把下面全部列表的各行表示成一个 JSON 字符串列表，每行一个字符串，略去空行。答案中不要包含图片。

== 所示记录

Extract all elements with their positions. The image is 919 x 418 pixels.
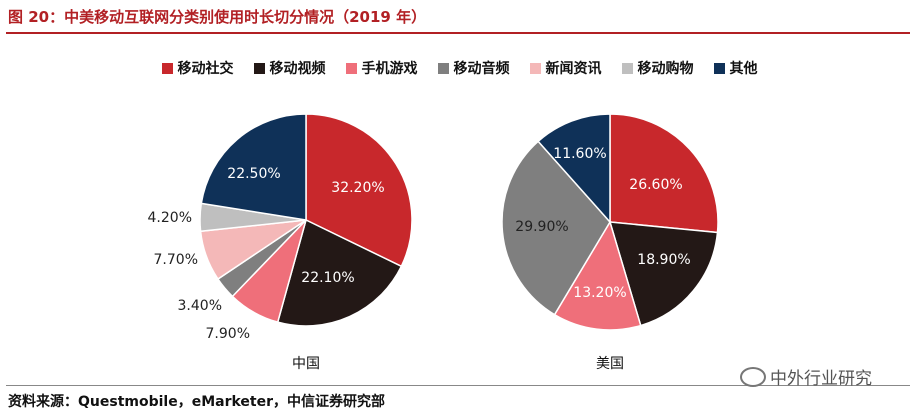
legend-label: 新闻资讯 [545,61,602,77]
slice-label: 3.40% [178,298,222,314]
slice-label: 22.50% [227,166,280,182]
slice-label: 18.90% [637,252,690,268]
legend-item: 移动社交 [161,58,234,78]
source-note: 资料来源：Questmobile，eMarketer，中信证券研究部 [8,394,386,410]
legend-item: 新闻资讯 [529,58,602,78]
legend-label: 移动视频 [269,61,326,77]
slice-label: 7.90% [206,326,250,342]
legend: 移动社交 移动视频 手机游戏 移动音频 新闻资讯 移动购物 其他 [0,58,919,78]
pie-slice [200,113,307,221]
pie-slice [537,113,611,224]
figure-title: 图 20：中美移动互联网分类别使用时长切分情况（2019 年） [8,8,427,26]
legend-swatch [161,62,173,74]
watermark-text: 中外行业研究 [770,369,872,389]
legend-label: 移动音频 [453,61,510,77]
title-rule [6,32,910,34]
legend-item: 移动音频 [437,58,510,78]
legend-label: 移动社交 [177,61,234,77]
pie-slice [553,220,642,331]
pie-slice [501,140,611,316]
pie-usa: 26.60% 18.90% 13.20% 29.90% 11.60% 美国 [501,113,719,372]
pie-slice [608,221,719,327]
legend-swatch [345,62,357,74]
legend-label: 其他 [729,61,758,77]
legend-swatch [437,62,449,74]
wechat-icon [740,366,766,387]
legend-item: 移动视频 [253,58,326,78]
legend-swatch [713,62,725,74]
bottom-rule [6,385,910,386]
slice-label: 22.10% [301,270,354,286]
slice-label: 32.20% [331,180,384,196]
slice-label: 11.60% [553,146,606,162]
legend-item: 其他 [713,58,758,78]
legend-swatch [529,62,541,74]
pie-slice [305,113,413,268]
legend-label: 移动购物 [637,61,694,77]
pie-caption: 中国 [292,356,320,372]
slice-label: 13.20% [573,285,626,301]
legend-item: 移动购物 [621,58,694,78]
pie-china: 32.20% 22.10% 7.90% 3.40% 7.70% 4.20% 22.50% 中国 [148,113,413,372]
watermark: 中外行业研究 [740,364,872,389]
pie-caption: 美国 [596,356,624,372]
slice-label: 7.70% [154,252,198,268]
slice-label: 29.90% [515,219,568,235]
pie-slice [276,218,403,327]
legend-swatch [253,62,265,74]
legend-label: 手机游戏 [361,61,418,77]
pie-slice [609,113,719,234]
legend-swatch [621,62,633,74]
legend-item: 手机游戏 [345,58,418,78]
slice-label: 26.60% [629,177,682,193]
slice-label: 4.20% [148,210,192,226]
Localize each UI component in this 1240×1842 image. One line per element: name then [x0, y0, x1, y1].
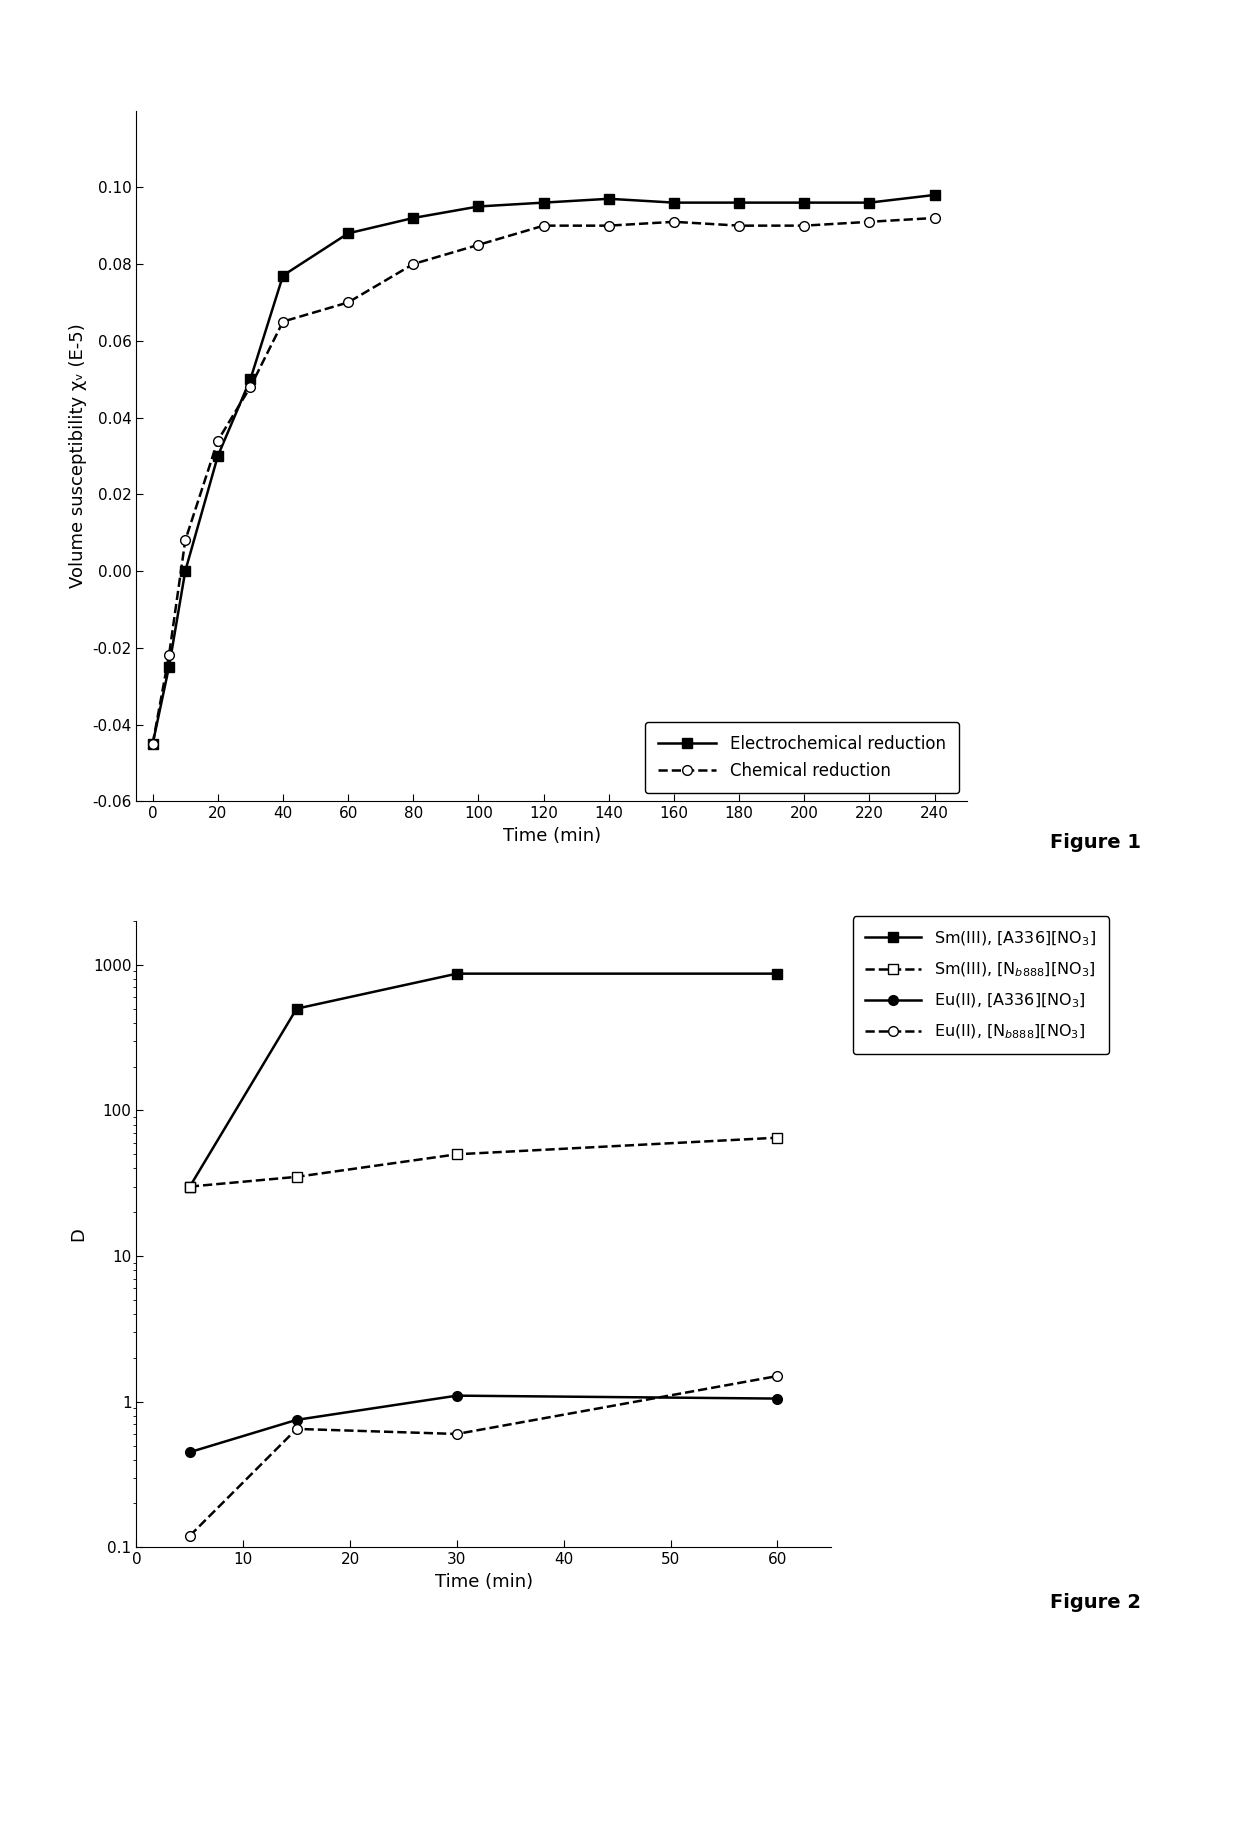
X-axis label: Time (min): Time (min): [434, 1573, 533, 1591]
Legend: Sm(III), [A336][NO$_3$], Sm(III), [N$_{b888}$][NO$_3$], Eu(II), [A336][NO$_3$], : Sm(III), [A336][NO$_3$], Sm(III), [N$_{b…: [853, 917, 1109, 1054]
Chemical reduction: [243, 376, 258, 398]
Legend: Electrochemical reduction, Chemical reduction: Electrochemical reduction, Chemical redu…: [645, 722, 959, 792]
Chemical reduction: [928, 206, 942, 228]
Chemical reduction: [341, 291, 356, 313]
Electrochemical reduction: [275, 265, 290, 287]
Chemical reduction: [177, 529, 192, 551]
Y-axis label: D: D: [69, 1227, 88, 1242]
Chemical reduction: [797, 216, 812, 238]
Chemical reduction: [161, 645, 176, 667]
Electrochemical reduction: [243, 368, 258, 391]
Y-axis label: Volume susceptibility χᵥ (E-5): Volume susceptibility χᵥ (E-5): [68, 324, 87, 588]
Electrochemical reduction: [405, 206, 420, 228]
Electrochemical reduction: [211, 446, 226, 468]
Electrochemical reduction: [928, 184, 942, 206]
Text: Figure 1: Figure 1: [1050, 833, 1141, 851]
Chemical reduction: [732, 216, 746, 238]
Chemical reduction: [536, 216, 551, 238]
Chemical reduction: [471, 234, 486, 256]
Electrochemical reduction: [161, 656, 176, 678]
Electrochemical reduction: [145, 733, 160, 755]
Chemical reduction: [667, 210, 682, 232]
Electrochemical reduction: [601, 188, 616, 210]
Electrochemical reduction: [341, 223, 356, 245]
Chemical reduction: [405, 252, 420, 274]
Electrochemical reduction: [667, 192, 682, 214]
Chemical reduction: [145, 733, 160, 755]
Electrochemical reduction: [471, 195, 486, 217]
Electrochemical reduction: [732, 192, 746, 214]
X-axis label: Time (min): Time (min): [502, 827, 601, 845]
Electrochemical reduction: [177, 560, 192, 582]
Chemical reduction: [601, 216, 616, 238]
Chemical reduction: [275, 311, 290, 333]
Line: Electrochemical reduction: Electrochemical reduction: [148, 190, 940, 748]
Chemical reduction: [862, 210, 877, 232]
Electrochemical reduction: [797, 192, 812, 214]
Line: Chemical reduction: Chemical reduction: [148, 214, 940, 748]
Electrochemical reduction: [536, 192, 551, 214]
Electrochemical reduction: [862, 192, 877, 214]
Chemical reduction: [211, 429, 226, 451]
Text: Figure 2: Figure 2: [1050, 1593, 1141, 1612]
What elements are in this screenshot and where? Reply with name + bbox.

====

● **输出结果**:
[
  "Extract all elements with their positions. The image is 919 x 418 pixels.",
  "legend-label: 新闻资讯 [545,61,602,77]",
  "slice-label: 3.40% [178,298,222,314]",
  "slice-label: 22.50% [227,166,280,182]",
  "slice-label: 18.90% [637,252,690,268]",
  "legend-item: 移动社交 [161,58,234,78]",
  "source-note: 资料来源：Questmobile，eMarketer，中信证券研究部 [8,394,386,410]",
  "legend-item: 新闻资讯 [529,58,602,78]",
  "legend-label: 移动视频 [269,61,326,77]",
  "slice-label: 7.90% [206,326,250,342]",
  "legend: 移动社交 移动视频 手机游戏 移动音频 新闻资讯 移动购物 其他 [0,58,919,78]",
  "pie-slice [200,113,307,221]",
  "pie-slice [537,113,611,224]",
  "figure-title: 图 20：中美移动互联网分类别使用时长切分情况（2019 年） [8,8,427,26]",
  "legend-swatch [161,62,173,74]",
  "watermark-text: 中外行业研究 [770,369,872,389]",
  "legend-label: 移动音频 [453,61,510,77]",
  "title-rule [6,32,910,34]",
  "legend-item: 移动音频 [437,58,510,78]",
  "legend-label: 移动社交 [177,61,234,77]",
  "pie-slice [553,220,642,331]",
  "pie-slice [501,140,611,316]",
  "pie-usa: 26.60% 18.90% 13.20% 29.90% 11.60% 美国 [501,113,719,372]",
  "pie-slice [608,221,719,327]",
  "legend-swatch [345,62,357,74]",
  "legend-label: 其他 [729,61,758,77]",
  "legend-swatch [437,62,449,74]",
  "wechat-icon [740,366,766,387]",
  "legend-item: 移动视频 [253,58,326,78]",
  "legend-swatch [713,62,725,74]",
  "bottom-rule [6,385,910,386]",
  "slice-label: 22.10% [301,270,354,286]",
  "slice-label: 32.20% [331,180,384,196]",
  "slice-label: 11.60% [553,146,606,162]",
  "legend-item: 其他 [713,58,758,78]",
  "legend-swatch [529,62,541,74]",
  "pie-slice [305,113,413,268]",
  "legend-label: 移动购物 [637,61,694,77]",
  "pie-caption: 中国 [292,356,320,372]",
  "slice-label: 13.20% [573,285,626,301]",
  "legend-item: 移动购物 [621,58,694,78]",
  "pie-china: 32.20% 22.10% 7.90% 3.40% 7.70% 4.20% 22.50% 中国 [148,113,413,372]",
  "watermark: 中外行业研究 [740,364,872,389]",
  "pie-caption: 美国 [596,356,624,372]",
  "slice-label: 7.70% [154,252,198,268]",
  "slice-label: 29.90% [515,219,568,235]",
  "pie-slice [276,218,403,327]",
  "legend-swatch [253,62,265,74]",
  "legend-label: 手机游戏 [361,61,418,77]",
  "pie-slice [609,113,719,234]",
  "legend-swatch [621,62,633,74]",
  "legend-item: 手机游戏 [345,58,418,78]",
  "slice-label: 26.60% [629,177,682,193]",
  "slice-label: 4.20% [148,210,192,226]",
  "Localize each UI component in this 1240×1842 image. One line per element: name then [x0, y0, x1, y1].",
  "X-axis label: Time (min): Time (min): [434, 1573, 533, 1591]",
  "Legend: Sm(III), [A336][NO$_3$], Sm(III), [N$_{b888}$][NO$_3$], Eu(II), [A336][NO$_3$], : Sm(III), [A336][NO$_3$], Sm(III), [N$_{b…: [853, 917, 1109, 1054]",
  "Chemical reduction: [243, 376, 258, 398]",
  "Legend: Electrochemical reduction, Chemical reduction: Electrochemical reduction, Chemical redu…: [645, 722, 959, 792]",
  "Chemical reduction: [928, 206, 942, 228]",
  "Chemical reduction: [341, 291, 356, 313]",
  "Electrochemical reduction: [275, 265, 290, 287]",
  "Chemical reduction: [177, 529, 192, 551]",
  "Y-axis label: D: D: [69, 1227, 88, 1242]",
  "Chemical reduction: [797, 216, 812, 238]",
  "Chemical reduction: [161, 645, 176, 667]",
  "Electrochemical reduction: [243, 368, 258, 391]",
  "Y-axis label: Volume susceptibility χᵥ (E-5): Volume susceptibility χᵥ (E-5): [68, 324, 87, 588]",
  "Electrochemical reduction: [405, 206, 420, 228]",
  "Electrochemical reduction: [211, 446, 226, 468]",
  "Electrochemical reduction: [928, 184, 942, 206]",
  "Text: Figure 1: Figure 1: [1050, 833, 1141, 851]",
  "Chemical reduction: [732, 216, 746, 238]",
  "Chemical reduction: [536, 216, 551, 238]",
  "Chemical reduction: [471, 234, 486, 256]",
  "Electrochemical reduction: [161, 656, 176, 678]",
  "Electrochemical reduction: [145, 733, 160, 755]",
  "Chemical reduction: [667, 210, 682, 232]",
  "Electrochemical reduction: [601, 188, 616, 210]",
  "Electrochemical reduction: [341, 223, 356, 245]",
  "Chemical reduction: [405, 252, 420, 274]",
  "Electrochemical reduction: [667, 192, 682, 214]",
  "Chemical reduction: [145, 733, 160, 755]",
  "Electrochemical reduction: [471, 195, 486, 217]",
  "Electrochemical reduction: [732, 192, 746, 214]",
  "X-axis label: Time (min): Time (min): [502, 827, 601, 845]",
  "Electrochemical reduction: [177, 560, 192, 582]",
  "Chemical reduction: [601, 216, 616, 238]",
  "Chemical reduction: [275, 311, 290, 333]",
  "Line: Electrochemical reduction: Electrochemical reduction: [148, 190, 940, 748]",
  "Chemical reduction: [862, 210, 877, 232]",
  "Electrochemical reduction: [797, 192, 812, 214]",
  "Line: Chemical reduction: Chemical reduction: [148, 214, 940, 748]",
  "Electrochemical reduction: [536, 192, 551, 214]",
  "Electrochemical reduction: [862, 192, 877, 214]",
  "Chemical reduction: [211, 429, 226, 451]",
  "Text: Figure 2: Figure 2: [1050, 1593, 1141, 1612]",
  "What elements are in this screenshot and where? Reply with name + bbox."
]